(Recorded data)

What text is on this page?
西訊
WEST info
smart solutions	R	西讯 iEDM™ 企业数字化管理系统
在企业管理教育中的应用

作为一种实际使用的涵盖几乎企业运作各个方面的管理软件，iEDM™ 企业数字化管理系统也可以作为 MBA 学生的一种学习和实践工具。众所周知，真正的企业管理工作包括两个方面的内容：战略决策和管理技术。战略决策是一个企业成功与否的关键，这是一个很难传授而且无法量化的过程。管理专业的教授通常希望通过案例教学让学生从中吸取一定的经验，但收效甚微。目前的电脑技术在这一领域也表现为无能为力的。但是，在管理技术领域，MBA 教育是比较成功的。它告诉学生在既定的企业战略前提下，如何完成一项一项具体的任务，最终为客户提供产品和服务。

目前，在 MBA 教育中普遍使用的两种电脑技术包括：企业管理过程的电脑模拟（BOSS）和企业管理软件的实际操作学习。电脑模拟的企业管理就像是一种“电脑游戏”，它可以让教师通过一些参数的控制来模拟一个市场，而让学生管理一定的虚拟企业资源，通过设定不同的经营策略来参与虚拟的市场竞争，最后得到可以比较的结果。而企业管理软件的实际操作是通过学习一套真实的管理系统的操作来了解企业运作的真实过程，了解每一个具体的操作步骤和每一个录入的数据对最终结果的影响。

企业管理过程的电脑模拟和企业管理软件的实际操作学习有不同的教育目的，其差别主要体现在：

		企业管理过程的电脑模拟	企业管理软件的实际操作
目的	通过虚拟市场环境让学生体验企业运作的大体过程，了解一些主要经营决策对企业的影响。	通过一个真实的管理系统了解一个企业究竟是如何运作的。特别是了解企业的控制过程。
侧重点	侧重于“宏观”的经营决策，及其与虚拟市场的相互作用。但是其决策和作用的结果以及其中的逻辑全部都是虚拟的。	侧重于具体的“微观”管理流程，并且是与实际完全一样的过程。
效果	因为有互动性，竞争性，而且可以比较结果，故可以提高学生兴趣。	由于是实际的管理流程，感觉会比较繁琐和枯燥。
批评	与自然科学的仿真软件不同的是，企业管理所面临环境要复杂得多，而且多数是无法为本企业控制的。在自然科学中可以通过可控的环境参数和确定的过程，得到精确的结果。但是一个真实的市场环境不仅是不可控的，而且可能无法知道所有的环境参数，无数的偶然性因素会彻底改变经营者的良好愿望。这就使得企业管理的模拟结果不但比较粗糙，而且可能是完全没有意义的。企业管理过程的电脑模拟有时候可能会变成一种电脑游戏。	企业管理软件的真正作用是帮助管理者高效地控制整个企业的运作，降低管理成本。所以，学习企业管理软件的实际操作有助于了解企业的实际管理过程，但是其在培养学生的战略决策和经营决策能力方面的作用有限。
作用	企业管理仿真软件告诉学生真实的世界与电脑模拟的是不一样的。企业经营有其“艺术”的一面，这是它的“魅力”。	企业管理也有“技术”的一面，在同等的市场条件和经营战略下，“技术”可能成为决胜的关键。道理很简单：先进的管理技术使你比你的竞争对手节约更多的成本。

◆ **Objective**: Extract the whole listing, character for character.

◆ **Result for this exercise**:
What text is on this page?
西訊
WEST info
smart solutions	R	西讯 iEDM™ 企业数字化管理系统
在企业管理教育中的应用

作为一种实际使用的涵盖几乎企业运作各个方面的管理软件，iEDM™ 企业数字化管理系统也可以作为 MBA 学生的一种学习和实践工具。众所周知，真正的企业管理工作包括两个方面的内容：战略决策和管理技术。战略决策是一个企业成功与否的关键，这是一个很难传授而且无法量化的过程。管理专业的教授通常希望通过案例教学让学生从中吸取一定的经验，但收效甚微。目前的电脑技术在这一领域也表现为无能为力的。但是，在管理技术领域，MBA 教育是比较成功的。它告诉学生在既定的企业战略前提下，如何完成一项一项具体的任务，最终为客户提供产品和服务。

目前，在 MBA 教育中普遍使用的两种电脑技术包括：企业管理过程的电脑模拟（BOSS）和企业管理软件的实际操作学习。电脑模拟的企业管理就像是一种“电脑游戏”，它可以让教师通过一些参数的控制来模拟一个市场，而让学生管理一定的虚拟企业资源，通过设定不同的经营策略来参与虚拟的市场竞争，最后得到可以比较的结果。而企业管理软件的实际操作是通过学习一套真实的管理系统的操作来了解企业运作的真实过程，了解每一个具体的操作步骤和每一个录入的数据对最终结果的影响。

企业管理过程的电脑模拟和企业管理软件的实际操作学习有不同的教育目的，其差别主要体现在：

		企业管理过程的电脑模拟	企业管理软件的实际操作
目的	通过虚拟市场环境让学生体验企业运作的大体过程，了解一些主要经营决策对企业的影响。	通过一个真实的管理系统了解一个企业究竟是如何运作的。特别是了解企业的控制过程。
侧重点	侧重于“宏观”的经营决策，及其与虚拟市场的相互作用。但是其决策和作用的结果以及其中的逻辑全部都是虚拟的。	侧重于具体的“微观”管理流程，并且是与实际完全一样的过程。
效果	因为有互动性，竞争性，而且可以比较结果，故可以提高学生兴趣。	由于是实际的管理流程，感觉会比较繁琐和枯燥。
批评	与自然科学的仿真软件不同的是，企业管理所面临环境要复杂得多，而且多数是无法为本企业控制的。在自然科学中可以通过可控的环境参数和确定的过程，得到精确的结果。但是一个真实的市场环境不仅是不可控的，而且可能无法知道所有的环境参数，无数的偶然性因素会彻底改变经营者的良好愿望。这就使得企业管理的模拟结果不但比较粗糙，而且可能是完全没有意义的。企业管理过程的电脑模拟有时候可能会变成一种电脑游戏。	企业管理软件的真正作用是帮助管理者高效地控制整个企业的运作，降低管理成本。所以，学习企业管理软件的实际操作有助于了解企业的实际管理过程，但是其在培养学生的战略决策和经营决策能力方面的作用有限。
作用	企业管理仿真软件告诉学生真实的世界与电脑模拟的是不一样的。企业经营有其“艺术”的一面，这是它的“魅力”。	企业管理也有“技术”的一面，在同等的市场条件和经营战略下，“技术”可能成为决胜的关键。道理很简单：先进的管理技术使你比你的竞争对手节约更多的成本。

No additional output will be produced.